- [Exercise description]
Reproduce each line of the material precisely.

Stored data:
*-*-*

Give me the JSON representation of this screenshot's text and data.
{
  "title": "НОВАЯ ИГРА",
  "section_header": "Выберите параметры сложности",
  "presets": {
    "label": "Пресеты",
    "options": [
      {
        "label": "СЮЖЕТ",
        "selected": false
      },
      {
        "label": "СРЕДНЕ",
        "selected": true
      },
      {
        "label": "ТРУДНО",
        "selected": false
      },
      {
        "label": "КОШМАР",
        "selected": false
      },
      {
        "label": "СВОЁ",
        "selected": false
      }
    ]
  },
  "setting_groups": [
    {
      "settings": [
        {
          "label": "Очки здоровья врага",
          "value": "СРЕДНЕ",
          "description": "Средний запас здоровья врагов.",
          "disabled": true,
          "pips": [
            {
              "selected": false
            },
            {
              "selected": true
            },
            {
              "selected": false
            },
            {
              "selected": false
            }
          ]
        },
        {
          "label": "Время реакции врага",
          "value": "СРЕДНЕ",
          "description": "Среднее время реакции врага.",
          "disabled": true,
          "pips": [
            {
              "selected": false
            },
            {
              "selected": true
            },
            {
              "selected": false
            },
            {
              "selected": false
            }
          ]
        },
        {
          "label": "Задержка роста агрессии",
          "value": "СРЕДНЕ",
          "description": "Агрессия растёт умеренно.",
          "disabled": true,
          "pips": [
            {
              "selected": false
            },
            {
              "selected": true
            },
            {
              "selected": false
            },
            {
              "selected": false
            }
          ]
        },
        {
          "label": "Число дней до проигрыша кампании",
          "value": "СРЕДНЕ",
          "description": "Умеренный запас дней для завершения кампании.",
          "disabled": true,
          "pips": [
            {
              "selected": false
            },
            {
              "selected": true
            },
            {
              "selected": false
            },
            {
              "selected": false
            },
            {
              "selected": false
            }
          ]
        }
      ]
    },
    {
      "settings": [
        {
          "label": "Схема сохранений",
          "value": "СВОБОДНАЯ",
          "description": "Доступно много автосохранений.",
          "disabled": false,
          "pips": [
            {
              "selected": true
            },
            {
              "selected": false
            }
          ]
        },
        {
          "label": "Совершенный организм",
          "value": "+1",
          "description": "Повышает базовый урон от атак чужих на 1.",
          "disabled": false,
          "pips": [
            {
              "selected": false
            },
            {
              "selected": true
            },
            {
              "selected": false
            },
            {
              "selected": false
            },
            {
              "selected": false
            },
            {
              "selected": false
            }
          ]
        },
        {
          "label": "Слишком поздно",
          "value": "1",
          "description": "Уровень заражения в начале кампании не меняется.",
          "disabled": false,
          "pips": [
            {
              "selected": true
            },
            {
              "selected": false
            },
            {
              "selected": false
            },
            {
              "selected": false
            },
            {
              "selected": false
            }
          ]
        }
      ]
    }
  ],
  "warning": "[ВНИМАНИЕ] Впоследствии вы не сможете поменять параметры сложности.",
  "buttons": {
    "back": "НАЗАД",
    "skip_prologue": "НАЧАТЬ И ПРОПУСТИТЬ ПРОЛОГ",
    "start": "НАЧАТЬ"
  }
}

*-*-*

- [Response to the exercise]
Give me the JSON representation of this screenshot's text and data.
{
  "title": "НОВАЯ ИГРА",
  "section_header": "Выберите параметры сложности",
  "presets": {
    "label": "Пресеты",
    "options": [
      {
        "label": "СЮЖЕТ",
        "selected": false
      },
      {
        "label": "СРЕДНЕ",
        "selected": true
      },
      {
        "label": "ТРУДНО",
        "selected": false
      },
      {
        "label": "КОШМАР",
        "selected": false
      },
      {
        "label": "СВОЁ",
        "selected": false
      }
    ]
  },
  "setting_groups": [
    {
      "settings": [
        {
          "label": "Очки здоровья врага",
          "value": "СРЕДНЕ",
          "description": "Средний запас здоровья врагов.",
          "disabled": true,
          "pips": [
            {
              "selected": false
            },
            {
              "selected": true
            },
            {
              "selected": false
            },
            {
              "selected": false
            }
          ]
        },
        {
          "label": "Время реакции врага",
          "value": "СРЕДНЕ",
          "description": "Среднее время реакции врага.",
          "disabled": true,
          "pips": [
            {
              "selected": false
            },
            {
              "selected": true
            },
            {
              "selected": false
            },
            {
              "selected": false
            }
          ]
        },
        {
          "label": "Задержка роста агрессии",
          "value": "СРЕДНЕ",
          "description": "Агрессия растёт умеренно.",
          "disabled": true,
          "pips": [
            {
              "selected": false
            },
            {
              "selected": true
            },
            {
              "selected": false
            },
            {
              "selected": false
            }
          ]
        },
        {
          "label": "Число дней до проигрыша кампании",
          "value": "СРЕДНЕ",
          "description": "Умеренный запас дней для завершения кампании.",
          "disabled": true,
          "pips": [
            {
              "selected": false
            },
            {
              "selected": true
            },
            {
              "selected": false
            },
            {
              "selected": false
            },
            {
              "selected": false
            }
          ]
        }
      ]
    },
    {
      "settings": [
        {
          "label": "Схема сохранений",
          "value": "СВОБОДНАЯ",
          "description": "Доступно много автосохранений.",
          "disabled": false,
          "pips": [
            {
              "selected": true
            },
            {
              "selected": false
            }
          ]
        },
        {
          "label": "Совершенный организм",
          "value": "+1",
          "description": "Повышает базовый урон от атак чужих на 1.",
          "disabled": false,
          "pips": [
            {
              "selected": false
            },
            {
              "selected": true
            },
            {
              "selected": false
            },
            {
              "selected": false
            },
            {
              "selected": false
            },
            {
              "selected": false
            }
          ]
        },
        {
          "label": "Слишком поздно",
          "value": "1",
          "description": "Уровень заражения в начале кампании не меняется.",
          "disabled": false,
          "pips": [
            {
              "selected": true
            },
            {
              "selected": false
            },
            {
              "selected": false
            },
            {
              "selected": false
            },
            {
              "selected": false
            }
          ]
        }
      ]
    }
  ],
  "warning": "[ВНИМАНИЕ] Впоследствии вы не сможете поменять параметры сложности.",
  "buttons": {
    "back": "НАЗАД",
    "skip_prologue": "НАЧАТЬ И ПРОПУСТИТЬ ПРОЛОГ",
    "start": "НАЧАТЬ"
  }
}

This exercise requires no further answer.